**Record excerpts:**
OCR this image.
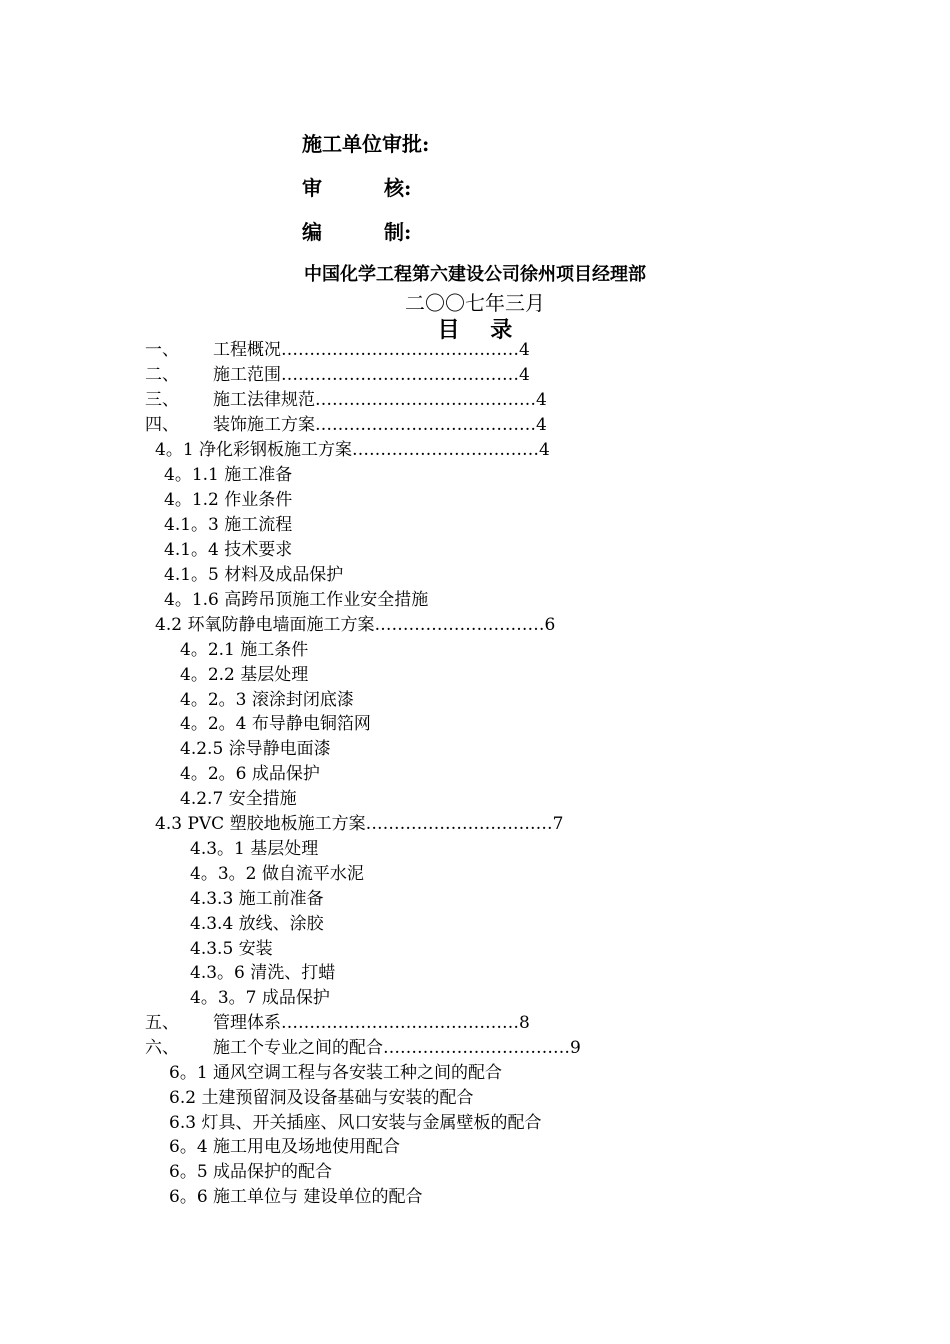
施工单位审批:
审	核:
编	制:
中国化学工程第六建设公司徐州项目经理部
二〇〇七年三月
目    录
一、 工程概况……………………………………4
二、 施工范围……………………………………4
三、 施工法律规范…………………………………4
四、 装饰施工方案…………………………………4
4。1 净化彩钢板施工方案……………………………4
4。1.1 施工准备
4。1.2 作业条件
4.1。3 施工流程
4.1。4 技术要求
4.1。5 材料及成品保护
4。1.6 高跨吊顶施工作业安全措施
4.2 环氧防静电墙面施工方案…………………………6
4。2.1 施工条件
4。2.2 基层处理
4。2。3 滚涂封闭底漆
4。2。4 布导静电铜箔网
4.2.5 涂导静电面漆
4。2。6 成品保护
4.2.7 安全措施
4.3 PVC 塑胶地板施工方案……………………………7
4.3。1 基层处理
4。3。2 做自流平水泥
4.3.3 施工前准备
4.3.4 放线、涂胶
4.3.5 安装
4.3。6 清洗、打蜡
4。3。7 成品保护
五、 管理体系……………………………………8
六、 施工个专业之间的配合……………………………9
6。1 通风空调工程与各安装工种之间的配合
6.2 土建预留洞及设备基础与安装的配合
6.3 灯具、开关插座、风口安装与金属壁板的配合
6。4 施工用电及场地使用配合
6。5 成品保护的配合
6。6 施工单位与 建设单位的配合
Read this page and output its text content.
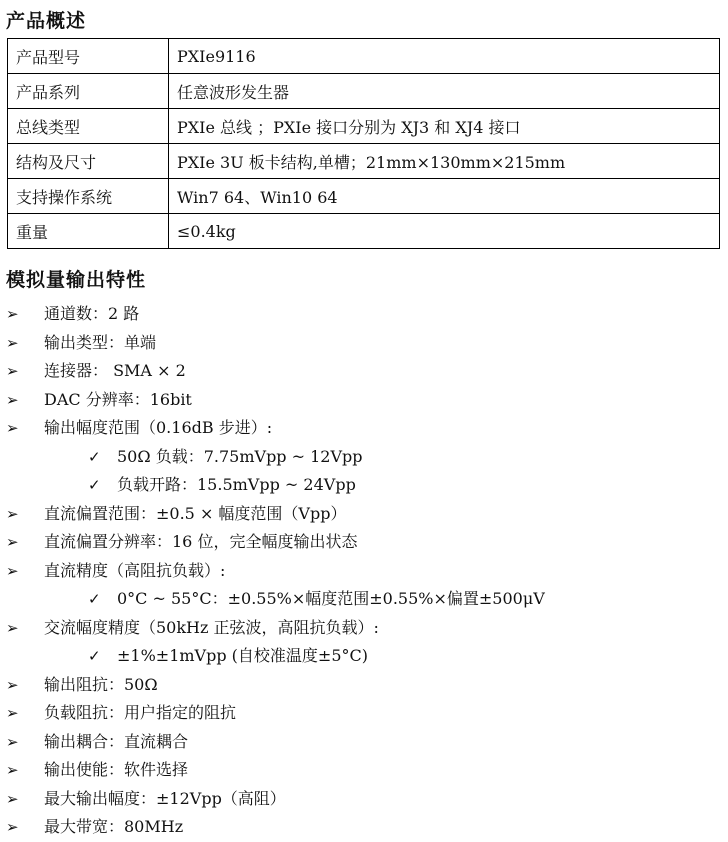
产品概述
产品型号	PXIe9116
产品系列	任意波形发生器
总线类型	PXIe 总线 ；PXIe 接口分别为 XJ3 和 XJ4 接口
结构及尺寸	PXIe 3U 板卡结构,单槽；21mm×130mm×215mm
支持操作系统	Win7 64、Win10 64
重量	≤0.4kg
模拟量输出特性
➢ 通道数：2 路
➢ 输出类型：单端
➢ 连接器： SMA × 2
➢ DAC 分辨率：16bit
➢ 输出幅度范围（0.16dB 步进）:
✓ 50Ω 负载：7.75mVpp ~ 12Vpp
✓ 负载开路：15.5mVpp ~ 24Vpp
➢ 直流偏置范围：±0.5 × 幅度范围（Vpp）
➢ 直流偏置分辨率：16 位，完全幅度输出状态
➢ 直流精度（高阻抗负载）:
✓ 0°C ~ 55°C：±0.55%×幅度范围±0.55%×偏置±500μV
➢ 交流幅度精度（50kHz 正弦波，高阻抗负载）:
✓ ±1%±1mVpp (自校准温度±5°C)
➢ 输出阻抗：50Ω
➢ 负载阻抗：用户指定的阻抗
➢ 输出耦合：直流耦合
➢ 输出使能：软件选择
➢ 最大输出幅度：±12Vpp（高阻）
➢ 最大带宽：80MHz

==

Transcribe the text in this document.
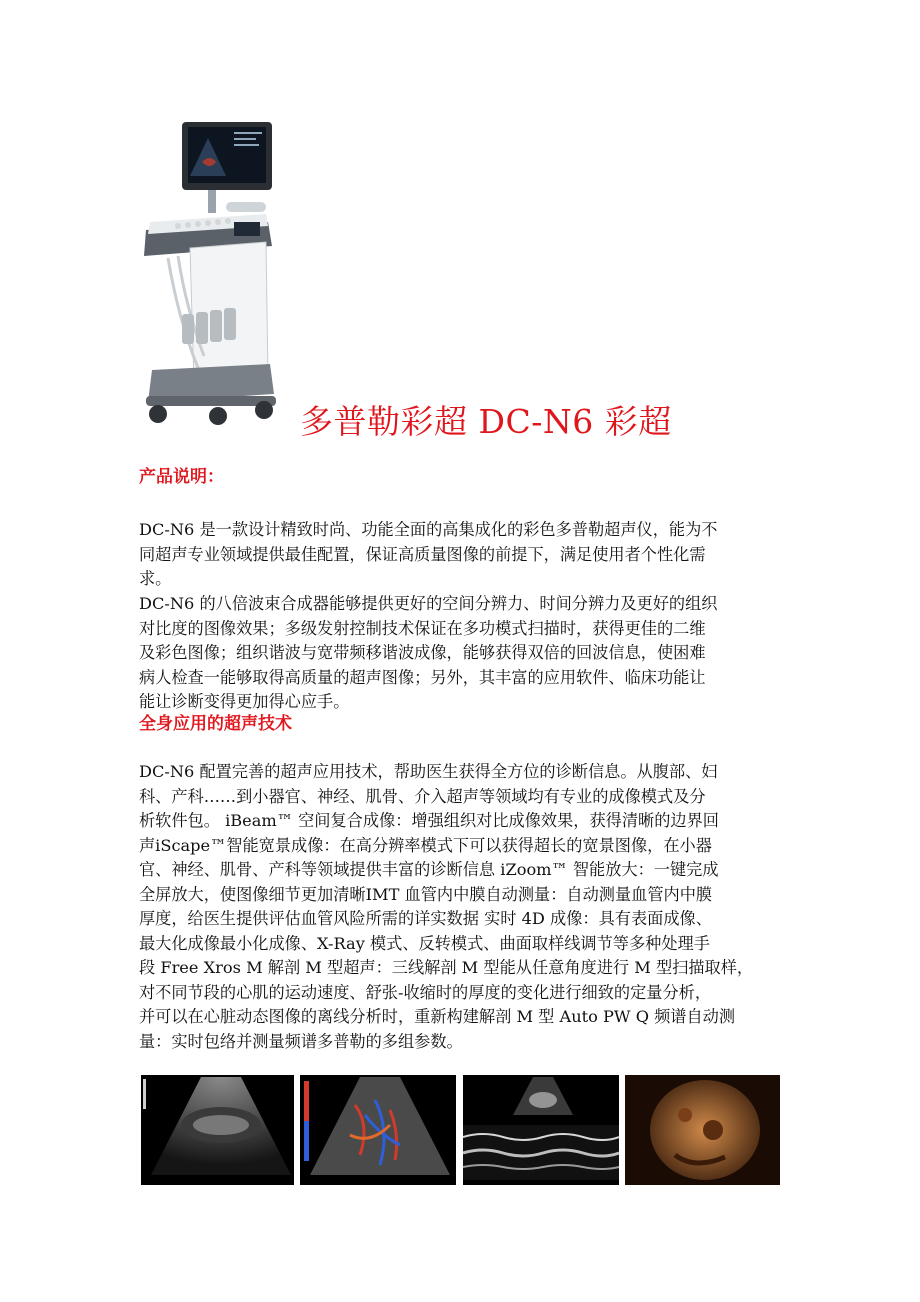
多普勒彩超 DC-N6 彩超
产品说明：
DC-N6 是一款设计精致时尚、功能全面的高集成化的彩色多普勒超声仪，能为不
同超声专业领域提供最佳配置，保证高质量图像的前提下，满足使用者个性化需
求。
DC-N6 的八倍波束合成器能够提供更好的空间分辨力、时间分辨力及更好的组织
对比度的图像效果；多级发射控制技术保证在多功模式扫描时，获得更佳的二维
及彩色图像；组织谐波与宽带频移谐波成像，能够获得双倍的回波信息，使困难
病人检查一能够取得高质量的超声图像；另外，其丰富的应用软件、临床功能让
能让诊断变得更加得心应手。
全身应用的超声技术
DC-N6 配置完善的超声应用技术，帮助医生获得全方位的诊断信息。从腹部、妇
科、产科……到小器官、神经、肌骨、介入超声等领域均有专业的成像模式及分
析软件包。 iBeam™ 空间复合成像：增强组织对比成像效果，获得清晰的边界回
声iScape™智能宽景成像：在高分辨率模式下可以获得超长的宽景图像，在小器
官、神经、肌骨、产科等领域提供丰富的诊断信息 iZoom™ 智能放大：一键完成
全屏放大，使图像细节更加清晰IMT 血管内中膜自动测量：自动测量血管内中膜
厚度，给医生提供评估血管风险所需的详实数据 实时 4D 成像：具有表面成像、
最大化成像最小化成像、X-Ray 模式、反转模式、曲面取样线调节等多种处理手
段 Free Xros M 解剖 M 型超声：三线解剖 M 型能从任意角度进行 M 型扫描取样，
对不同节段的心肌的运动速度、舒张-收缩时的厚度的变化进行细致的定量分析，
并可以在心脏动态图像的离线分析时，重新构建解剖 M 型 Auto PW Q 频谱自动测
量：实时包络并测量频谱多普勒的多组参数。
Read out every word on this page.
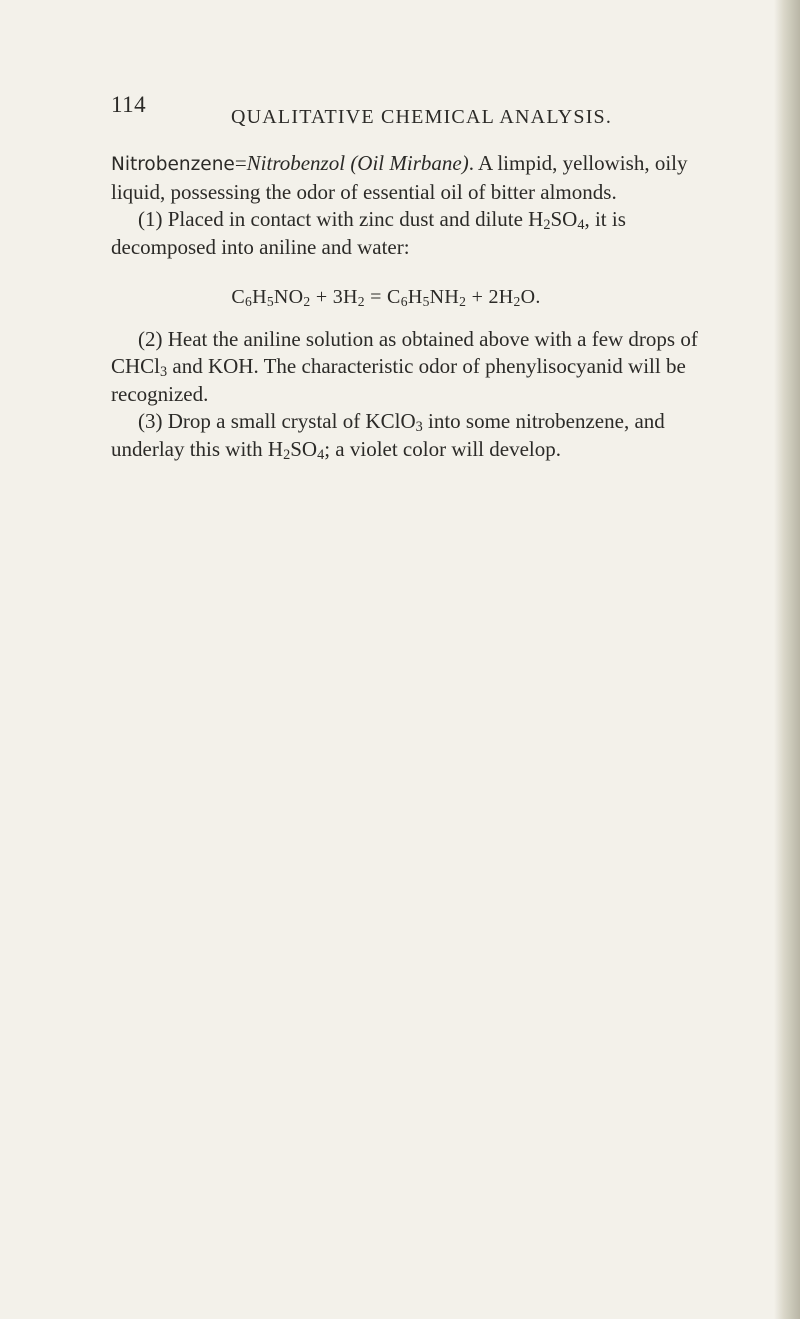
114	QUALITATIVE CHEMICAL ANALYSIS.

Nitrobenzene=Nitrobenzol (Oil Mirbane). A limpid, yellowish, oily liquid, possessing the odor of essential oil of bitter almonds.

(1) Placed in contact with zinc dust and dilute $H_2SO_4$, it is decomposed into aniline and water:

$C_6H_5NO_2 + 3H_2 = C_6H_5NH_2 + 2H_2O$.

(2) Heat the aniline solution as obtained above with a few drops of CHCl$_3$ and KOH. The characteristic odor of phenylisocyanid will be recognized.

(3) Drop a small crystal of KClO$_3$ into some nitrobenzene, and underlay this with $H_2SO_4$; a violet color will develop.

**Set exercise:**
Go through the lines above. Select every one that has the string "this".

**Expected answer:**
OCR this image.
Read this page and output its text content.
Transcribe the text in this document.
Read out every word on this page.
(3) Drop a small crystal of KClO$_3$ into some nitrobenzene, and underlay this with $H_2SO_4$; a violet color will develop.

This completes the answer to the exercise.